Goals.
A. Please answer these questions about the civics education blog text:
(i) Who writes the blog?
(ii) Whose definition of federalism does the blog quote?
(iii) What name does that writer give to the ways citizens must act for federalism to work?
B. Continue the civics education blog text on federation theory, starting after its final listed aim.

A Crucial Element of Democracy

This is a blog by Robert Gutierrez ...
While often taken for granted, civics education plays a crucial role in a democracy like ours. This Blog is dedicated to enticing its readers into taking an active role in the formulation of the civics curriculum found in their local schools. In order to do this, the Blog is offering a newer way to look at civics education, a newer construct - liberated federalism or federation theory. Daniel Elazar defines federalism as "the mode of political organization that unites separate polities within an overarching political system by distributing power among general and constituent governments in a manner designed to protect the existence and authority of both." It depends on its citizens acting in certain ways which Elazar calls federalism's processes. Federation theory, as applied to civics curriculum, has a set of aims. They are:
*Teach a view of government as a supra federated institution of society in which collective interests of the commonwealth are protected and advanced.
*Teach the philosophical basis of government's role as guardian of the grand partnership of citizens at both levels of individuals and associations of political and social intercourse.
*Convey the need of government to engender levels of support promoting a general sense of obligation and duty toward agreed upon goals and processes aimed at advancing the common betterment.

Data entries
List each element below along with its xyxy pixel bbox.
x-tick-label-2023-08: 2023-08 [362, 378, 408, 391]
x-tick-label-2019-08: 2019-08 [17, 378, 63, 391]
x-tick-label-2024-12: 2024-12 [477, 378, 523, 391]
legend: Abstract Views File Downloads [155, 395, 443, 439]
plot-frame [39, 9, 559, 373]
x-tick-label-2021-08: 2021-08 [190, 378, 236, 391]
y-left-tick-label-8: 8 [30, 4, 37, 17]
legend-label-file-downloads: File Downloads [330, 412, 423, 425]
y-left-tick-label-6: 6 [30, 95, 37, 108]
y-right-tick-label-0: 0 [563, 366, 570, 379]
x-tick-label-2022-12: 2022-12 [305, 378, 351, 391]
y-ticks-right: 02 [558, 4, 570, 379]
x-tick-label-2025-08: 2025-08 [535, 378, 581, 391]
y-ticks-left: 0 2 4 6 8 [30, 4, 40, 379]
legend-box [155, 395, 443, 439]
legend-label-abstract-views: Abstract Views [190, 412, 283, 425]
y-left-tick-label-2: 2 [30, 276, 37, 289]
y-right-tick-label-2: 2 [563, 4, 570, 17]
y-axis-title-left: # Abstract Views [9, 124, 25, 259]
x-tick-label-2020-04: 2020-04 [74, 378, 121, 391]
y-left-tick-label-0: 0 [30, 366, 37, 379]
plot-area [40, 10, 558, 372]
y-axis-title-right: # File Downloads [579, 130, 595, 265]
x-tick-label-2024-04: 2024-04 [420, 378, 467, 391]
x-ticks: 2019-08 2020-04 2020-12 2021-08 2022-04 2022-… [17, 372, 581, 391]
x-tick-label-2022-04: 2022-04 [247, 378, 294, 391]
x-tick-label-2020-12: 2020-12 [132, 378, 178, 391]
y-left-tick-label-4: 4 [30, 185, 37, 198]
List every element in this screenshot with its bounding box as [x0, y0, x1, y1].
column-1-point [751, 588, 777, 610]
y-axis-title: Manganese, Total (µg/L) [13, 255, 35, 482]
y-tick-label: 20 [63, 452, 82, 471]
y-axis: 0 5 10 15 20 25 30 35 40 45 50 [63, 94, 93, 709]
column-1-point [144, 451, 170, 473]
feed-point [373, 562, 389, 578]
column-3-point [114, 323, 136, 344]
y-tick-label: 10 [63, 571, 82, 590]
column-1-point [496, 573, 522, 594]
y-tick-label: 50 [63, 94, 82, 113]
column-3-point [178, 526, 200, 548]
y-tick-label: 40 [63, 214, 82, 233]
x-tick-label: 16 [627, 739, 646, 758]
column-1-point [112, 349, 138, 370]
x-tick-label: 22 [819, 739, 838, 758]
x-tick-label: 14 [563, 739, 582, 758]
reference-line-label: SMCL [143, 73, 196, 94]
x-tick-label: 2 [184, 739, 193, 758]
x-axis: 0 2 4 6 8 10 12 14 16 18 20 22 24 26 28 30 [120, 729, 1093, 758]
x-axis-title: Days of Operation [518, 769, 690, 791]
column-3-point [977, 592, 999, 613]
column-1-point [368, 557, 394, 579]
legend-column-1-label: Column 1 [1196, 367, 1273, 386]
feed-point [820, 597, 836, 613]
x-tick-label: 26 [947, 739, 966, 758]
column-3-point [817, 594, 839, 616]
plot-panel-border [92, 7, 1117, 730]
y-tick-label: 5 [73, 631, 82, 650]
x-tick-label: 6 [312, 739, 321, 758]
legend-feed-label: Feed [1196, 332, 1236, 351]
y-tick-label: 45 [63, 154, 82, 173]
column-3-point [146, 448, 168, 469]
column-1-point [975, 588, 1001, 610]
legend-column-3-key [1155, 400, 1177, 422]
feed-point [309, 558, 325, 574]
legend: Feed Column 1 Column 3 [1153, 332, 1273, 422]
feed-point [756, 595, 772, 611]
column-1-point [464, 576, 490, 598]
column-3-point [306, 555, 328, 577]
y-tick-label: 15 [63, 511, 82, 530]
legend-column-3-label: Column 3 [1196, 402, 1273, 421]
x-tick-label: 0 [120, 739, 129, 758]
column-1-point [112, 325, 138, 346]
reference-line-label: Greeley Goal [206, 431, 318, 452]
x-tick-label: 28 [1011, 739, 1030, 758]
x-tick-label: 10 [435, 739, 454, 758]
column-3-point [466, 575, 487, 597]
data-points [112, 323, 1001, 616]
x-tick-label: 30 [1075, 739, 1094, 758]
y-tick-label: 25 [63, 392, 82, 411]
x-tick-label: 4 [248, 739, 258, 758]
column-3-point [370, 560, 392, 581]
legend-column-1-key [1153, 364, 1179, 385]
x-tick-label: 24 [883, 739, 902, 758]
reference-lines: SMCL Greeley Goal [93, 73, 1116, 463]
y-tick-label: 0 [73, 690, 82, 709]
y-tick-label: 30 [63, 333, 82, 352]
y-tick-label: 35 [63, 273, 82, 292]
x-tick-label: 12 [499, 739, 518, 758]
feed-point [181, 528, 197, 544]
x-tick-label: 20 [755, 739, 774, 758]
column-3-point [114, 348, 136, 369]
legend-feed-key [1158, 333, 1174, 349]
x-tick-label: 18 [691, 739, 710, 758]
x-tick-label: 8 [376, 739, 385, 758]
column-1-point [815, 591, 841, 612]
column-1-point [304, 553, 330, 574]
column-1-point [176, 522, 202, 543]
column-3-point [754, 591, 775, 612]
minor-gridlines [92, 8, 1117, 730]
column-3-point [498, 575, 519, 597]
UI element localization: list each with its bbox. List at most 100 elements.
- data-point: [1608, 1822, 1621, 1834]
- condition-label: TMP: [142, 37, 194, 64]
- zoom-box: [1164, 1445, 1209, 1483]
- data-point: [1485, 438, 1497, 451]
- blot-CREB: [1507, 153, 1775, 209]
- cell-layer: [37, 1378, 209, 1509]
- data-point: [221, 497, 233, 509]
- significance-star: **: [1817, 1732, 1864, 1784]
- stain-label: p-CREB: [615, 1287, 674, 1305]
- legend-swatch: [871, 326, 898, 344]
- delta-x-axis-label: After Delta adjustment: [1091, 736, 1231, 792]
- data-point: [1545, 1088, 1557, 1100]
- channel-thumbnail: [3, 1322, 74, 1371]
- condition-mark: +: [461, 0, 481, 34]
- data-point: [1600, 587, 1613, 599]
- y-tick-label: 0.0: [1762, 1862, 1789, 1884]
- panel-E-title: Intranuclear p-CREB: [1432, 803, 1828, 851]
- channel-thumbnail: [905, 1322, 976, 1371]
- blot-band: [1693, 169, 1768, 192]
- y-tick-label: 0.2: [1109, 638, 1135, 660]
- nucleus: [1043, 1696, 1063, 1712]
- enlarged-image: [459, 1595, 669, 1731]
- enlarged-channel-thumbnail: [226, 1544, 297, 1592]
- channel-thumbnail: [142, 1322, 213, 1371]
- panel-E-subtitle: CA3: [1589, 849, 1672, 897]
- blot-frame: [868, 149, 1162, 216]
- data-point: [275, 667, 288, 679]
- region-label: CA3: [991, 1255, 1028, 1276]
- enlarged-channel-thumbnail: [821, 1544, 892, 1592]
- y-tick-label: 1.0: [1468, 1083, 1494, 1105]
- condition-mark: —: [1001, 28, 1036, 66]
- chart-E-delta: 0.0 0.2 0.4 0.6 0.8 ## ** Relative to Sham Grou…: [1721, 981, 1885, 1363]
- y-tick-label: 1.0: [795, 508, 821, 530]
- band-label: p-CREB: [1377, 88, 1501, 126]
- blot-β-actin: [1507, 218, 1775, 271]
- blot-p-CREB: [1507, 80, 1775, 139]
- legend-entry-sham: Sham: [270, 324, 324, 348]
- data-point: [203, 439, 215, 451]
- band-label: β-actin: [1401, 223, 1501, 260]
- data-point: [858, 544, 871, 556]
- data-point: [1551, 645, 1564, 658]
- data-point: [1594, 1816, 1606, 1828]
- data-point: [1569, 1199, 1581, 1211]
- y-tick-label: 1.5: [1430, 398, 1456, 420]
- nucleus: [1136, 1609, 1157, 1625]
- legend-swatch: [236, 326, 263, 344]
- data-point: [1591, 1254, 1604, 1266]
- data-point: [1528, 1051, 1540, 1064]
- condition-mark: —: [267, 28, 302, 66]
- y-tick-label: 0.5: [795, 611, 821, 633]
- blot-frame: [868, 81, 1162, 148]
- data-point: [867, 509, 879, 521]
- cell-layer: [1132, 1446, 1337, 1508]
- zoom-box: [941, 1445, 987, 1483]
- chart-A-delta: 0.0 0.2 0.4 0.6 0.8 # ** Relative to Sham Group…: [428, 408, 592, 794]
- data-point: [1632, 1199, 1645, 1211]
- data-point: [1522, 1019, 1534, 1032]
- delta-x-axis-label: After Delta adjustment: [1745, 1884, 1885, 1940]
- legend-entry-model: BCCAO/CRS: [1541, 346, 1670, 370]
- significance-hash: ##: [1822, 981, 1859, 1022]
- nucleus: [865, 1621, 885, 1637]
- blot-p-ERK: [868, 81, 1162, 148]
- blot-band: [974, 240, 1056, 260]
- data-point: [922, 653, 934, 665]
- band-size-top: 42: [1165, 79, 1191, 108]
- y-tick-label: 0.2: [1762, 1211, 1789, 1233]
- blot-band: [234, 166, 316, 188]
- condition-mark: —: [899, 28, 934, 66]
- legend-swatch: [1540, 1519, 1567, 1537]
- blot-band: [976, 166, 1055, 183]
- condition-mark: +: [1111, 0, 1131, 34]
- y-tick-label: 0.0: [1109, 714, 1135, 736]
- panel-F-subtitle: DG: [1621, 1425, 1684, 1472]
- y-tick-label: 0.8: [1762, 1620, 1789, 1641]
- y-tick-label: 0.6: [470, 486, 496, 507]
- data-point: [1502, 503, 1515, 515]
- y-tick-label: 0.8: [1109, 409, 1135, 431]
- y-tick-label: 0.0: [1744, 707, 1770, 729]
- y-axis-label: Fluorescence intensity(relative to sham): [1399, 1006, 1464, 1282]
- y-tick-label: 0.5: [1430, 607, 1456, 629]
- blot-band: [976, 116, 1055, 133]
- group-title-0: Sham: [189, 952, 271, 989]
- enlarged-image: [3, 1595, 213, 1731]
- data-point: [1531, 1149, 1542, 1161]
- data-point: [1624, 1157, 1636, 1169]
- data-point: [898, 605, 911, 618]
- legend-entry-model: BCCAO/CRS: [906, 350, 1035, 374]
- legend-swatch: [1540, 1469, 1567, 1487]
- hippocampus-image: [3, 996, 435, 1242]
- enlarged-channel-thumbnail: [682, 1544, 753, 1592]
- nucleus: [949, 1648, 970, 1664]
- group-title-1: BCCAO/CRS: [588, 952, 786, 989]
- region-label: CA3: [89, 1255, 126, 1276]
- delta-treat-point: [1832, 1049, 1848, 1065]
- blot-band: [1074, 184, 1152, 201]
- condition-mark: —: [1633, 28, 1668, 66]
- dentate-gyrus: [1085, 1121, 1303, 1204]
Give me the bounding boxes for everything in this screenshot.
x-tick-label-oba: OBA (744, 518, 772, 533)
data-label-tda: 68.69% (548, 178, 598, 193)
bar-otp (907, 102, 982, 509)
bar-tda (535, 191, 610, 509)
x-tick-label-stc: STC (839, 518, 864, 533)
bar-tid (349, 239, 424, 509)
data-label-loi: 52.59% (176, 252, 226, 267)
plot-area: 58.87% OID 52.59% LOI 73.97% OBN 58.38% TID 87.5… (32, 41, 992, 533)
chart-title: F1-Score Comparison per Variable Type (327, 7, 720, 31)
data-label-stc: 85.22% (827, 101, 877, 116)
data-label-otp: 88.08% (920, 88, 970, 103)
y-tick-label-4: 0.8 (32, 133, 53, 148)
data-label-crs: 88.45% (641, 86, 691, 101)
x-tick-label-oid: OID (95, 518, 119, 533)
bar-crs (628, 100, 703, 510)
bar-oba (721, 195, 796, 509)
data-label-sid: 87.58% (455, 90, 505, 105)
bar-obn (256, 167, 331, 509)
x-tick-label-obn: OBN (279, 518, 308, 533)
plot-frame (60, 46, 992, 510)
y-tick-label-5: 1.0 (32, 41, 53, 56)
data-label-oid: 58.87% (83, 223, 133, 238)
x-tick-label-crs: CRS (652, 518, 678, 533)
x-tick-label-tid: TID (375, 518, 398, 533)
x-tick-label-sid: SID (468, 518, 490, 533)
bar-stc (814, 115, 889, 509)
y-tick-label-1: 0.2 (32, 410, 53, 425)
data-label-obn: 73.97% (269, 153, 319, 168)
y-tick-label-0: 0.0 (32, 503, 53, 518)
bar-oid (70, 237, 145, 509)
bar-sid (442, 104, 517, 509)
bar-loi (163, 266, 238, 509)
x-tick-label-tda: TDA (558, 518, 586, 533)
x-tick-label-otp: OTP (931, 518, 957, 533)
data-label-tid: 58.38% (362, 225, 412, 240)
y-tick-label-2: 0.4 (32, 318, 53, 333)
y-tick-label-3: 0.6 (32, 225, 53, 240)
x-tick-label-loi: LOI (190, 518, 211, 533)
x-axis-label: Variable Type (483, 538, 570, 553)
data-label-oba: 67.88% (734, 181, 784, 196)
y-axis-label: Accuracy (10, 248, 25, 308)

Results in order.
A.
(i) Robert Gutierrez
(ii) Daniel Elazar's
(iii) Federalism's processes

B.
*Establish and justify a political morality which includes a process to assess whether that morality meets the needs of changing times while holding true to federalist values.
*Emphasize the integrity of the individual both in terms of liberty and equity in which each citizen is a member of a compacted arrangement and whose role is legally, politically, and socially congruent with the spirit of the Bill of Rights.
*Find a balance between a respect for national expertise and an encouragement of local, unsophisticated participation in policy decision-making and implementation.
Your input, as to the content of this Blog, is encouraged through this Blog directly or the Blog's email address: gravitascivics@gmail.com .
NOTE: This blog has led to the publication of a book. The title of that book is TOWARD A FEDERATED NATION: IMPLEMENTING NATIONAL CIVICS STANDARDS and it is available through Amazon in both ebook and paperback versions.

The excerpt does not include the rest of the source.